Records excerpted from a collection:

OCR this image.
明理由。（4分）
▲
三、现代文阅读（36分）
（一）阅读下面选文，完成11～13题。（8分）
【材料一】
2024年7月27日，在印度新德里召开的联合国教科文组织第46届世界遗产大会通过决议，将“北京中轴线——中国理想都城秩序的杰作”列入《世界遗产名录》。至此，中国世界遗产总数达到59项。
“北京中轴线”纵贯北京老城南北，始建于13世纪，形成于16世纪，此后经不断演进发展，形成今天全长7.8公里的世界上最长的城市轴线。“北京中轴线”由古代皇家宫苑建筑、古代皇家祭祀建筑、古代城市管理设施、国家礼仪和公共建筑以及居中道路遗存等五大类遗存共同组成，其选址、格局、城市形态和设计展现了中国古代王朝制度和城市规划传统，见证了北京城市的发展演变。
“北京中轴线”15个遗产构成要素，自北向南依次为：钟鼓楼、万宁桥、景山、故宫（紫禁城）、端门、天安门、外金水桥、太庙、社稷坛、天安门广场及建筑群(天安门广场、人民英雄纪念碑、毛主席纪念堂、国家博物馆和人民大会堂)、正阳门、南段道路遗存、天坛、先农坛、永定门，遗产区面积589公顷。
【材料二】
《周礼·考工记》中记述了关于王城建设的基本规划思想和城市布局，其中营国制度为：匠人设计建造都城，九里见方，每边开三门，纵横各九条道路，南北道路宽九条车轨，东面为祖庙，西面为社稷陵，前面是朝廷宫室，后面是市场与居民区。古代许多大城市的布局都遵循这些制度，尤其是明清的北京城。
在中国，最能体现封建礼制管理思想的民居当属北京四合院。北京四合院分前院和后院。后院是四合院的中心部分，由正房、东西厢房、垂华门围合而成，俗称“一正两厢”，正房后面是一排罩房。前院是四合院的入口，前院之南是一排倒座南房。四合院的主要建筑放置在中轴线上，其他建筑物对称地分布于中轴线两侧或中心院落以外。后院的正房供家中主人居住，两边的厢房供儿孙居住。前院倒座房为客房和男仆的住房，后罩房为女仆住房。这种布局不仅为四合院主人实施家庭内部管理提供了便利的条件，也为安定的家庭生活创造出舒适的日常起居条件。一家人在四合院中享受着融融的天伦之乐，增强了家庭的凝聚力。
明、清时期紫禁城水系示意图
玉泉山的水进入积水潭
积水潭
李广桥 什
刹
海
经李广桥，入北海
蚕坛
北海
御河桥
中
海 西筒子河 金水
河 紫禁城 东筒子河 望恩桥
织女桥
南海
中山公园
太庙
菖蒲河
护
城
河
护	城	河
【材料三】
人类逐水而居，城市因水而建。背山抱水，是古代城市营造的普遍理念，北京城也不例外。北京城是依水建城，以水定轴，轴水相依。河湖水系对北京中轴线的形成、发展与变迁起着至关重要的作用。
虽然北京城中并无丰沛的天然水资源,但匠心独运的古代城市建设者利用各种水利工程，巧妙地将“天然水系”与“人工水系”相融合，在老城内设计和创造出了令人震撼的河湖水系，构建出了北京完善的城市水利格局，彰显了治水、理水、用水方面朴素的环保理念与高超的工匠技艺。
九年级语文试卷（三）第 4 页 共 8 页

What to do: Return every line of the material exactly.

The reply:
OCR this image.
明理由。（4分）
▲
三、现代文阅读（36分）
（一）阅读下面选文，完成11～13题。（8分）
【材料一】
2024年7月27日，在印度新德里召开的联合国教科文组织第46届世界遗产大会通过决议，将“北京中轴线——中国理想都城秩序的杰作”列入《世界遗产名录》。至此，中国世界遗产总数达到59项。
“北京中轴线”纵贯北京老城南北，始建于13世纪，形成于16世纪，此后经不断演进发展，形成今天全长7.8公里的世界上最长的城市轴线。“北京中轴线”由古代皇家宫苑建筑、古代皇家祭祀建筑、古代城市管理设施、国家礼仪和公共建筑以及居中道路遗存等五大类遗存共同组成，其选址、格局、城市形态和设计展现了中国古代王朝制度和城市规划传统，见证了北京城市的发展演变。
“北京中轴线”15个遗产构成要素，自北向南依次为：钟鼓楼、万宁桥、景山、故宫（紫禁城）、端门、天安门、外金水桥、太庙、社稷坛、天安门广场及建筑群(天安门广场、人民英雄纪念碑、毛主席纪念堂、国家博物馆和人民大会堂)、正阳门、南段道路遗存、天坛、先农坛、永定门，遗产区面积589公顷。
【材料二】
《周礼·考工记》中记述了关于王城建设的基本规划思想和城市布局，其中营国制度为：匠人设计建造都城，九里见方，每边开三门，纵横各九条道路，南北道路宽九条车轨，东面为祖庙，西面为社稷陵，前面是朝廷宫室，后面是市场与居民区。古代许多大城市的布局都遵循这些制度，尤其是明清的北京城。
在中国，最能体现封建礼制管理思想的民居当属北京四合院。北京四合院分前院和后院。后院是四合院的中心部分，由正房、东西厢房、垂华门围合而成，俗称“一正两厢”，正房后面是一排罩房。前院是四合院的入口，前院之南是一排倒座南房。四合院的主要建筑放置在中轴线上，其他建筑物对称地分布于中轴线两侧或中心院落以外。后院的正房供家中主人居住，两边的厢房供儿孙居住。前院倒座房为客房和男仆的住房，后罩房为女仆住房。这种布局不仅为四合院主人实施家庭内部管理提供了便利的条件，也为安定的家庭生活创造出舒适的日常起居条件。一家人在四合院中享受着融融的天伦之乐，增强了家庭的凝聚力。
明、清时期紫禁城水系示意图
玉泉山的水进入积水潭
积水潭
李广桥 什
刹
海
经李广桥，入北海
蚕坛
北海
御河桥
中
海 西筒子河 金水
河 紫禁城 东筒子河 望恩桥
织女桥
南海
中山公园
太庙
菖蒲河
护
城
河
护	城	河
【材料三】
人类逐水而居，城市因水而建。背山抱水，是古代城市营造的普遍理念，北京城也不例外。北京城是依水建城，以水定轴，轴水相依。河湖水系对北京中轴线的形成、发展与变迁起着至关重要的作用。
虽然北京城中并无丰沛的天然水资源,但匠心独运的古代城市建设者利用各种水利工程，巧妙地将“天然水系”与“人工水系”相融合，在老城内设计和创造出了令人震撼的河湖水系，构建出了北京完善的城市水利格局，彰显了治水、理水、用水方面朴素的环保理念与高超的工匠技艺。
九年级语文试卷（三）第 4 页 共 8 页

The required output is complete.